**Stated problem**
In the lines below, find how many contain the word "ylabel" and report that figure alone.

BEGIN

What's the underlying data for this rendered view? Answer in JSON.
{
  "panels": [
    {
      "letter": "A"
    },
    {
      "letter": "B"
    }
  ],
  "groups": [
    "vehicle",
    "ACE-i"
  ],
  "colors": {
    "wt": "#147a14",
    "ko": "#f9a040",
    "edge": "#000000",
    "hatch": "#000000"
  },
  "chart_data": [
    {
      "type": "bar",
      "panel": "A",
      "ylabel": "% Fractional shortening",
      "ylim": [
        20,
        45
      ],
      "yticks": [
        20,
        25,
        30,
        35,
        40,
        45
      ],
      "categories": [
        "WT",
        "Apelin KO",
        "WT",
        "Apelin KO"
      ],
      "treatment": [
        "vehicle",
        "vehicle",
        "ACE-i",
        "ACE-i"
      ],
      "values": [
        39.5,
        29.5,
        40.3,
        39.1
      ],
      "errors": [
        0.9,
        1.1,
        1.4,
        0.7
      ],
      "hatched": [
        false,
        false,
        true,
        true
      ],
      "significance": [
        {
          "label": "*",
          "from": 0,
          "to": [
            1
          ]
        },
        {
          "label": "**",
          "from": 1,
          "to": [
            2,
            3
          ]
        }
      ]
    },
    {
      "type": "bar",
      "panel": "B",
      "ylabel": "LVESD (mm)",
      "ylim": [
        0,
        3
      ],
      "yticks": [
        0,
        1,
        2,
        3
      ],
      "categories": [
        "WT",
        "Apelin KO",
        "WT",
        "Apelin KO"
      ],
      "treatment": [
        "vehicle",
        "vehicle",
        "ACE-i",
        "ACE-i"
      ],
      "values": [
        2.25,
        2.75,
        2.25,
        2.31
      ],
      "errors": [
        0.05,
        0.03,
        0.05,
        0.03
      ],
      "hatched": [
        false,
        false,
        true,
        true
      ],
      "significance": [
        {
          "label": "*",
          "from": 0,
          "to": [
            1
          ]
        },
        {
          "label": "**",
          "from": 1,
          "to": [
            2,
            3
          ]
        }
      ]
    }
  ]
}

END

**Response to the task**
2